**Record excerpts**
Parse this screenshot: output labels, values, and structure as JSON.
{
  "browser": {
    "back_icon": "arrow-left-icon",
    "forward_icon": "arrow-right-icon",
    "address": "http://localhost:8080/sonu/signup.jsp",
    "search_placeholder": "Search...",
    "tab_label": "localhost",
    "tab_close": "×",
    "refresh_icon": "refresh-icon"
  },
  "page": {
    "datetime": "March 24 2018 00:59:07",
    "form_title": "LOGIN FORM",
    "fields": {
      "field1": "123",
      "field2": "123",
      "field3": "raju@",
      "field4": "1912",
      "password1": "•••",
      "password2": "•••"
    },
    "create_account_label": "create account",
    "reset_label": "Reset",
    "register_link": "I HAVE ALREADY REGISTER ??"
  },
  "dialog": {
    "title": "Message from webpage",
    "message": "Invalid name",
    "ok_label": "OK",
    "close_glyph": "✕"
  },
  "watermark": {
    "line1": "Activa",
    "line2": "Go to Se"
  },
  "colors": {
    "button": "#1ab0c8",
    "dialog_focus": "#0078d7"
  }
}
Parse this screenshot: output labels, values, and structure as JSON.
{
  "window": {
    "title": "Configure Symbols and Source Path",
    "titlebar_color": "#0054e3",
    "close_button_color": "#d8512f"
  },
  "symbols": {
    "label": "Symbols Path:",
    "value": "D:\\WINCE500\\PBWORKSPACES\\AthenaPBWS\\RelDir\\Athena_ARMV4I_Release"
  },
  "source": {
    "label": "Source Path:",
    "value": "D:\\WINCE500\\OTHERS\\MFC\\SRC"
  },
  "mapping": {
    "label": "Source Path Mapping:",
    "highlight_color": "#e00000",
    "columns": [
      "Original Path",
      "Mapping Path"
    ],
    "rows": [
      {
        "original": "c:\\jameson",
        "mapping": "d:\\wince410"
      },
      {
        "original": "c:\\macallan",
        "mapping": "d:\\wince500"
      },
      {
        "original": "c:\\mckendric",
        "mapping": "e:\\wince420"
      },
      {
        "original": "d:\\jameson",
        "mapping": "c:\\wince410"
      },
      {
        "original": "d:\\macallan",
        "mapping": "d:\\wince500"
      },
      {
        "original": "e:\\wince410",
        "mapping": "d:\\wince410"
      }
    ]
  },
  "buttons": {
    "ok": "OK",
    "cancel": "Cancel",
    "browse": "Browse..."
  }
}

**Your instructions**
Across the entries above, how many lines contain "icon"? Provide only the count.

**Task result**
3